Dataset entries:
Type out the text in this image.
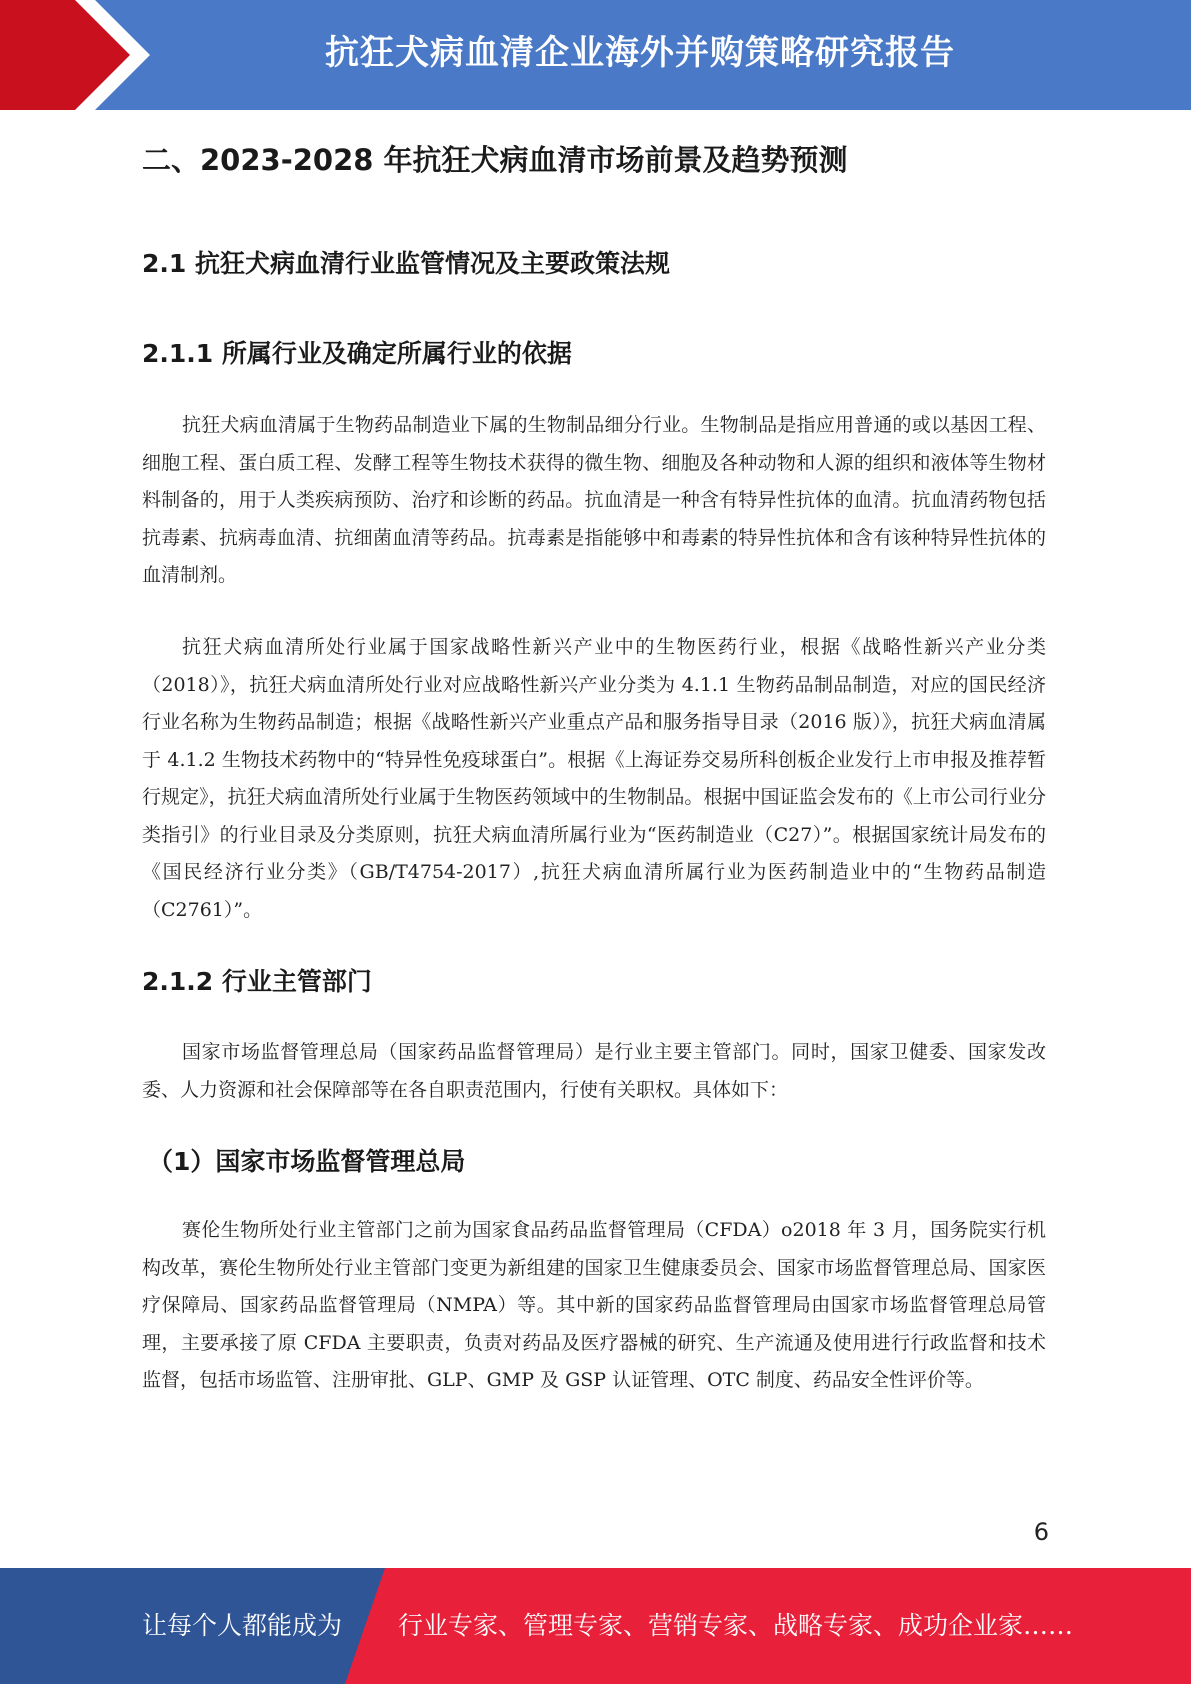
抗狂犬病血清企业海外并购策略研究报告
二、2023-2028 年抗狂犬病血清市场前景及趋势预测
2.1 抗狂犬病血清行业监管情况及主要政策法规
2.1.1 所属行业及确定所属行业的依据

抗狂犬病血清属于生物药品制造业下属的生物制品细分行业。生物制品是指应用普通的或以基因工程、细胞工程、蛋白质工程、发酵工程等生物技术获得的微生物、细胞及各种动物和人源的组织和液体等生物材料制备的，用于人类疾病预防、治疗和诊断的药品。抗血清是一种含有特异性抗体的血清。抗血清药物包括抗毒素、抗病毒血清、抗细菌血清等药品。抗毒素是指能够中和毒素的特异性抗体和含有该种特异性抗体的血清制剂。

抗狂犬病血清所处行业属于国家战略性新兴产业中的生物医药行业，根据《战略性新兴产业分类（2018）》，抗狂犬病血清所处行业对应战略性新兴产业分类为 4.1.1 生物药品制品制造，对应的国民经济行业名称为生物药品制造；根据《战略性新兴产业重点产品和服务指导目录（2016 版）》，抗狂犬病血清属于 4.1.2 生物技术药物中的“特异性免疫球蛋白”。根据《上海证券交易所科创板企业发行上市申报及推荐暂行规定》，抗狂犬病血清所处行业属于生物医药领域中的生物制品。根据中国证监会发布的《上市公司行业分类指引》的行业目录及分类原则，抗狂犬病血清所属行业为“医药制造业（C27）”。根据国家统计局发布的《国民经济行业分类》（GB/T4754-2017）,抗狂犬病血清所属行业为医药制造业中的“生物药品制造（C2761）”。

2.1.2 行业主管部门

国家市场监督管理总局（国家药品监督管理局）是行业主要主管部门。同时，国家卫健委、国家发改委、人力资源和社会保障部等在各自职责范围内，行使有关职权。具体如下：

（1）国家市场监督管理总局

赛伦生物所处行业主管部门之前为国家食品药品监督管理局（CFDA）o2018 年 3 月，国务院实行机构改革，赛伦生物所处行业主管部门变更为新组建的国家卫生健康委员会、国家市场监督管理总局、国家医疗保障局、国家药品监督管理局（NMPA）等。其中新的国家药品监督管理局由国家市场监督管理总局管理，主要承接了原 CFDA 主要职责，负责对药品及医疗器械的研究、生产流通及使用进行行政监督和技术监督，包括市场监管、注册审批、GLP、GMP 及 GSP 认证管理、OTC 制度、药品安全性评价等。

6
让每个人都能成为 行业专家、管理专家、营销专家、战略专家、成功企业家……
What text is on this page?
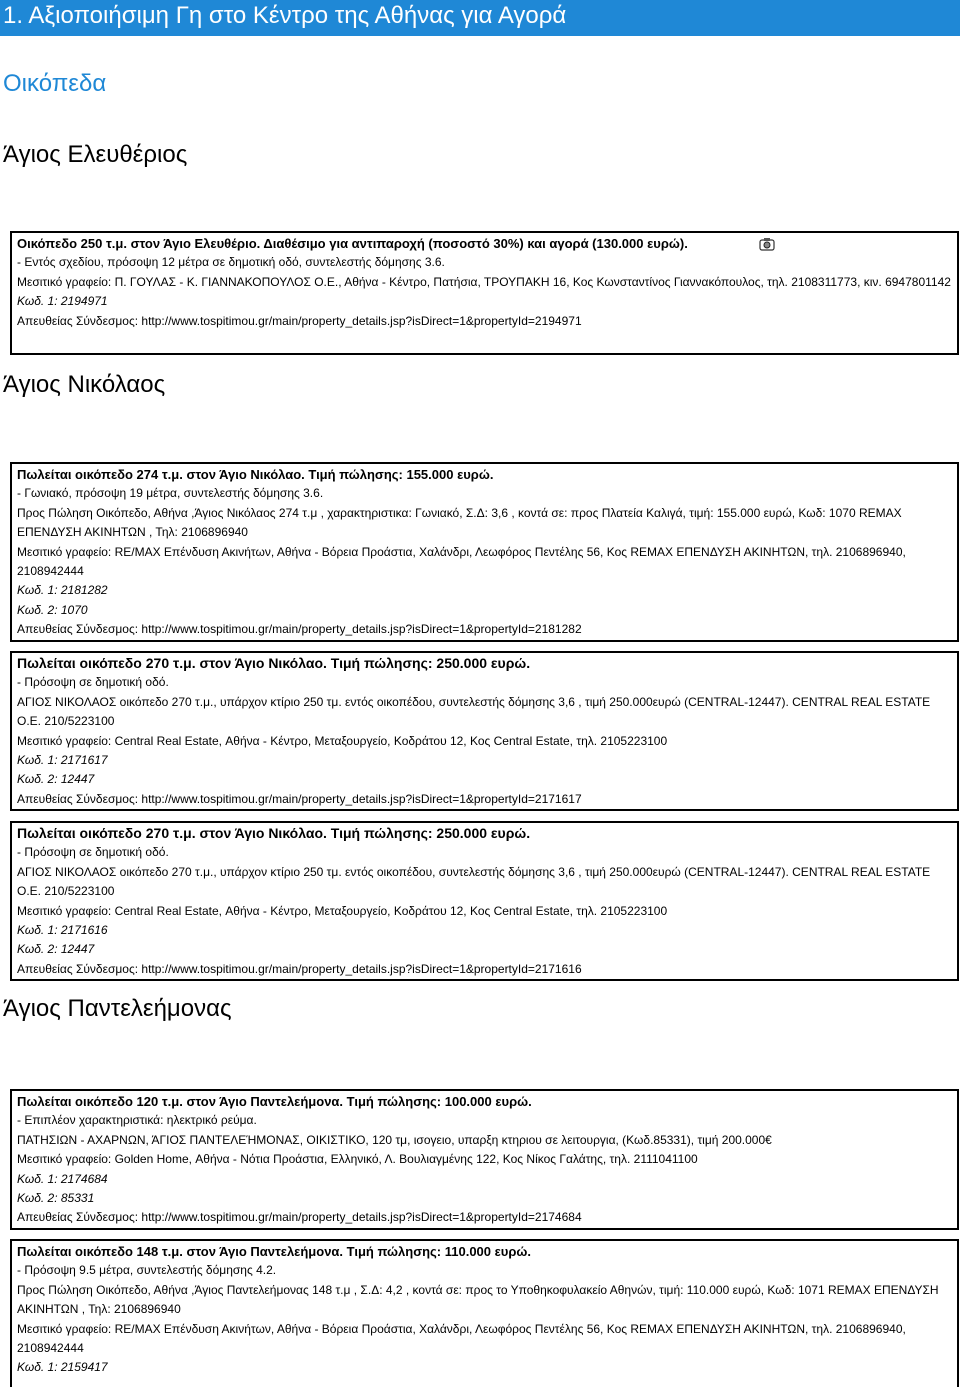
1. Αξιοποιήσιμη Γη στο Κέντρο της Αθήνας για Αγορά
Οικόπεδα
Άγιος Ελευθέριος
Οικόπεδο 250 τ.μ. στον Άγιο Ελευθέριο. Διαθέσιμο για αντιπαροχή (ποσοστό 30%) και αγορά (130.000 ευρώ).
- Εντός σχεδίου, πρόσοψη 12 μέτρα σε δημοτική οδό, συντελεστής δόμησης 3.6.
Μεσιτικό γραφείο: Π. ΓΟΥΛΑΣ - Κ. ΓΙΑΝΝΑΚΟΠΟΥΛΟΣ Ο.Ε., Αθήνα - Κέντρο, Πατήσια, ΤΡΟΥΠΑΚΗ 16, Κος Κωνσταντίνος Γιαννακόπουλος, τηλ. 2108311773, κιν. 6947801142
Κωδ. 1: 2194971
Απευθείας Σύνδεσμος: http://www.tospitimou.gr/main/property_details.jsp?isDirect=1&propertyId=2194971
Άγιος Νικόλαος
Πωλείται οικόπεδο 274 τ.μ. στον Άγιο Νικόλαο. Τιμή πώλησης: 155.000 ευρώ.
- Γωνιακό, πρόσοψη 19 μέτρα, συντελεστής δόμησης 3.6.
Προς Πώληση Οικόπεδο, Αθήνα ,Άγιος Νικόλαος 274 τ.μ , χαρακτηριστικα: Γωνιακό, Σ.Δ: 3,6 , κοντά σε: προς Πλατεία Καλιγά, τιμή: 155.000 ευρώ, Κωδ: 1070 REMAX ΕΠΕΝΔΥΣΗ ΑΚΙΝΗΤΩΝ , Τηλ: 2106896940
Μεσιτικό γραφείο: RE/MAX Επένδυση Ακινήτων, Αθήνα - Βόρεια Προάστια, Χαλάνδρι, Λεωφόρος Πεντέλης 56, Κος REMAX ΕΠΕΝΔΥΣΗ ΑΚΙΝΗΤΩΝ, τηλ. 2106896940, 2108942444
Κωδ. 1: 2181282
Κωδ. 2: 1070
Απευθείας Σύνδεσμος: http://www.tospitimou.gr/main/property_details.jsp?isDirect=1&propertyId=2181282
Πωλείται οικόπεδο 270 τ.μ. στον Άγιο Νικόλαο. Τιμή πώλησης: 250.000 ευρώ.
- Πρόσοψη σε δημοτική οδό.
ΑΓΙΟΣ ΝΙΚΟΛΑΟΣ οικόπεδο 270 τ.μ., υπάρχον κτίριο 250 τμ. εντός οικοπέδου, συντελεστής δόμησης 3,6 , τιμή 250.000ευρώ (CENTRAL-12447). CENTRAL REAL ESTATE Ο.Ε. 210/5223100
Μεσιτικό γραφείο: Central Real Estate, Αθήνα - Κέντρο, Μεταξουργείο, Κοδράτου 12, Κος Central Estate, τηλ. 2105223100
Κωδ. 1: 2171617
Κωδ. 2: 12447
Απευθείας Σύνδεσμος: http://www.tospitimou.gr/main/property_details.jsp?isDirect=1&propertyId=2171617
Πωλείται οικόπεδο 270 τ.μ. στον Άγιο Νικόλαο. Τιμή πώλησης: 250.000 ευρώ.
- Πρόσοψη σε δημοτική οδό.
ΑΓΙΟΣ ΝΙΚΟΛΑΟΣ οικόπεδο 270 τ.μ., υπάρχον κτίριο 250 τμ. εντός οικοπέδου, συντελεστής δόμησης 3,6 , τιμή 250.000ευρώ (CENTRAL-12447). CENTRAL REAL ESTATE Ο.Ε. 210/5223100
Μεσιτικό γραφείο: Central Real Estate, Αθήνα - Κέντρο, Μεταξουργείο, Κοδράτου 12, Κος Central Estate, τηλ. 2105223100
Κωδ. 1: 2171616
Κωδ. 2: 12447
Απευθείας Σύνδεσμος: http://www.tospitimou.gr/main/property_details.jsp?isDirect=1&propertyId=2171616
Άγιος Παντελεήμονας
Πωλείται οικόπεδο 120 τ.μ. στον Άγιο Παντελεήμονα. Τιμή πώλησης: 100.000 ευρώ.
- Επιπλέον χαρακτηριστικά: ηλεκτρικό ρεύμα.
ΠΑΤΗΣΙΩΝ - ΑΧΑΡΝΩΝ, ΆΓΙΟΣ ΠΑΝΤΕΛΕΉΜΟΝΑΣ, ΟΙΚΙΣΤΙΚΟ, 120 τμ, ισογειο, υπαρξη κτηριου σε λειτουργια, (Κωδ.85331), τιμή 200.000€
Μεσιτικό γραφείο: Golden Home, Αθήνα - Νότια Προάστια, Ελληνικό, Λ. Βουλιαγμένης 122, Κος Νίκος Γαλάτης, τηλ. 2111041100
Κωδ. 1: 2174684
Κωδ. 2: 85331
Απευθείας Σύνδεσμος: http://www.tospitimou.gr/main/property_details.jsp?isDirect=1&propertyId=2174684
Πωλείται οικόπεδο 148 τ.μ. στον Άγιο Παντελεήμονα. Τιμή πώλησης: 110.000 ευρώ.
- Πρόσοψη 9.5 μέτρα, συντελεστής δόμησης 4.2.
Προς Πώληση Οικόπεδο, Αθήνα ,Άγιος Παντελεήμονας 148 τ.μ , Σ.Δ: 4,2 , κοντά σε: προς το Υποθηκοφυλακείο Αθηνών, τιμή: 110.000 ευρώ, Κωδ: 1071 REMAX ΕΠΕΝΔΥΣΗ ΑΚΙΝΗΤΩΝ , Τηλ: 2106896940
Μεσιτικό γραφείο: RE/MAX Επένδυση Ακινήτων, Αθήνα - Βόρεια Προάστια, Χαλάνδρι, Λεωφόρος Πεντέλης 56, Κος REMAX ΕΠΕΝΔΥΣΗ ΑΚΙΝΗΤΩΝ, τηλ. 2106896940, 2108942444
Κωδ. 1: 2159417
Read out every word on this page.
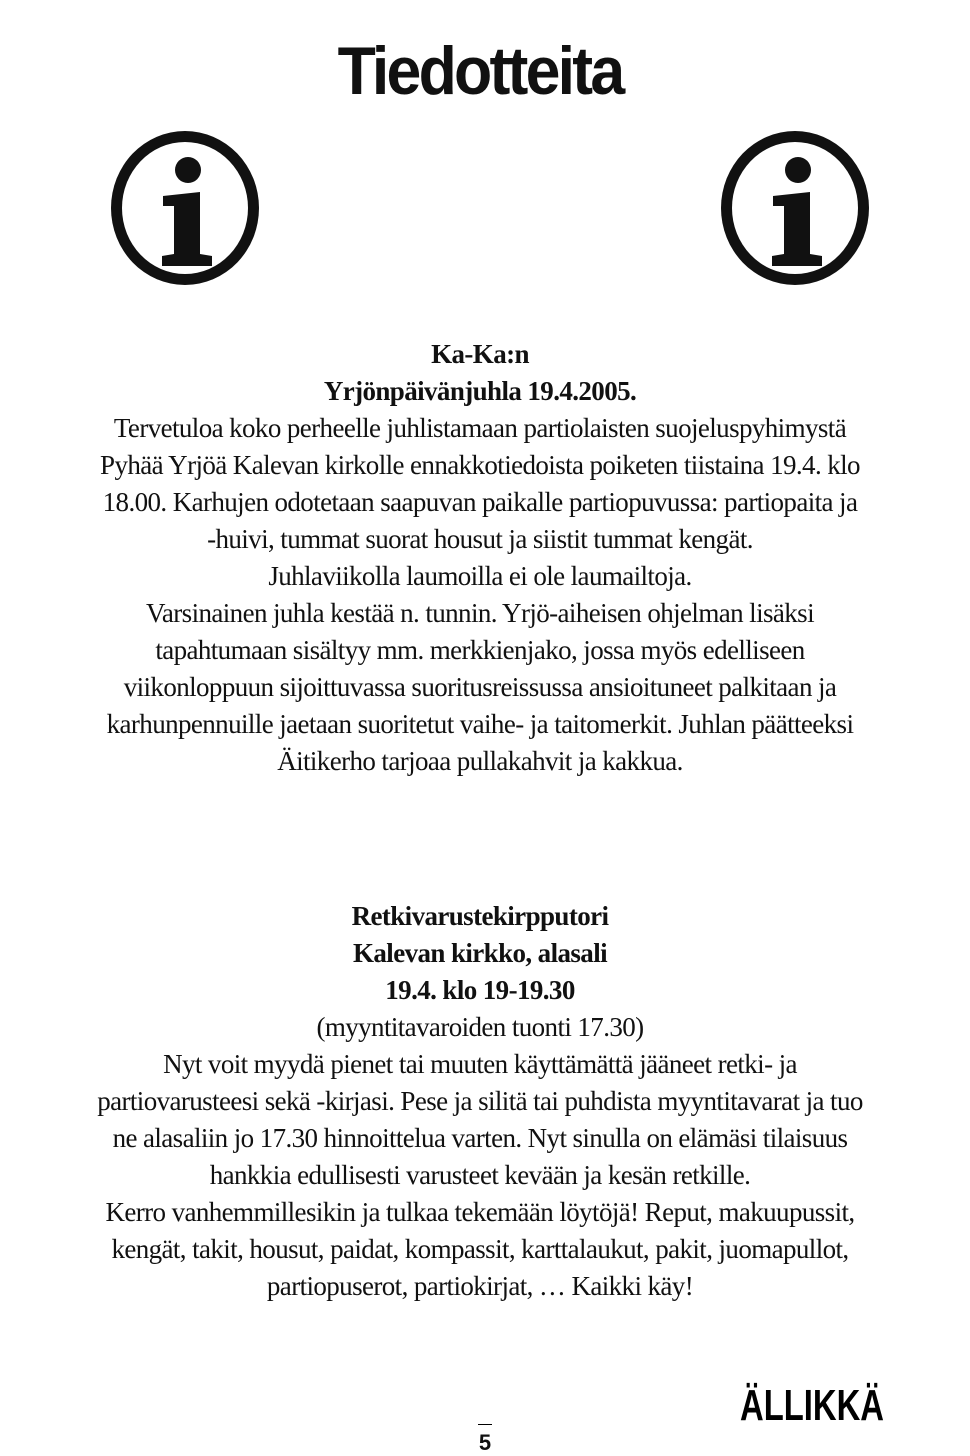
Tiedotteita
Ka-Ka:n
Yrjönpäivänjuhla 19.4.2005.
Tervetuloa koko perheelle juhlistamaan partiolaisten suojeluspyhimystä
Pyhää Yrjöä Kalevan kirkolle ennakkotiedoista poiketen tiistaina 19.4. klo
18.00. Karhujen odotetaan saapuvan paikalle partiopuvussa: partiopaita ja
-huivi, tummat suorat housut ja siistit tummat kengät.
Juhlaviikolla laumoilla ei ole laumailtoja.
Varsinainen juhla kestää n. tunnin. Yrjö-aiheisen ohjelman lisäksi
tapahtumaan sisältyy mm. merkkienjako, jossa myös edelliseen
viikonloppuun sijoittuvassa suoritusreissussa ansioituneet palkitaan ja
karhunpennuille jaetaan suoritetut vaihe- ja taitomerkit. Juhlan päätteeksi
Äitikerho tarjoaa pullakahvit ja kakkua.
Retkivarustekirpputori
Kalevan kirkko, alasali
19.4. klo 19-19.30
(myyntitavaroiden tuonti 17.30)
Nyt voit myydä pienet tai muuten käyttämättä jääneet retki- ja
partiovarusteesi sekä -kirjasi. Pese ja silitä tai puhdista myyntitavarat ja tuo
ne alasaliin jo 17.30 hinnoittelua varten. Nyt sinulla on elämäsi tilaisuus
hankkia edullisesti varusteet kevään ja kesän retkille.
Kerro vanhemmillesikin ja tulkaa tekemään löytöjä! Reput, makuupussit,
kengät, takit, housut, paidat, kompassit, karttalaukut, pakit, juomapullot,
partiopuserot, partiokirjat, … Kaikki käy!
ÄLLIKKÄ
5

TASK TO CARRY OUT:
Count up the lines in the listing that hold the word "δόμησης", and give that number only.

COMPLETE ANSWER:
5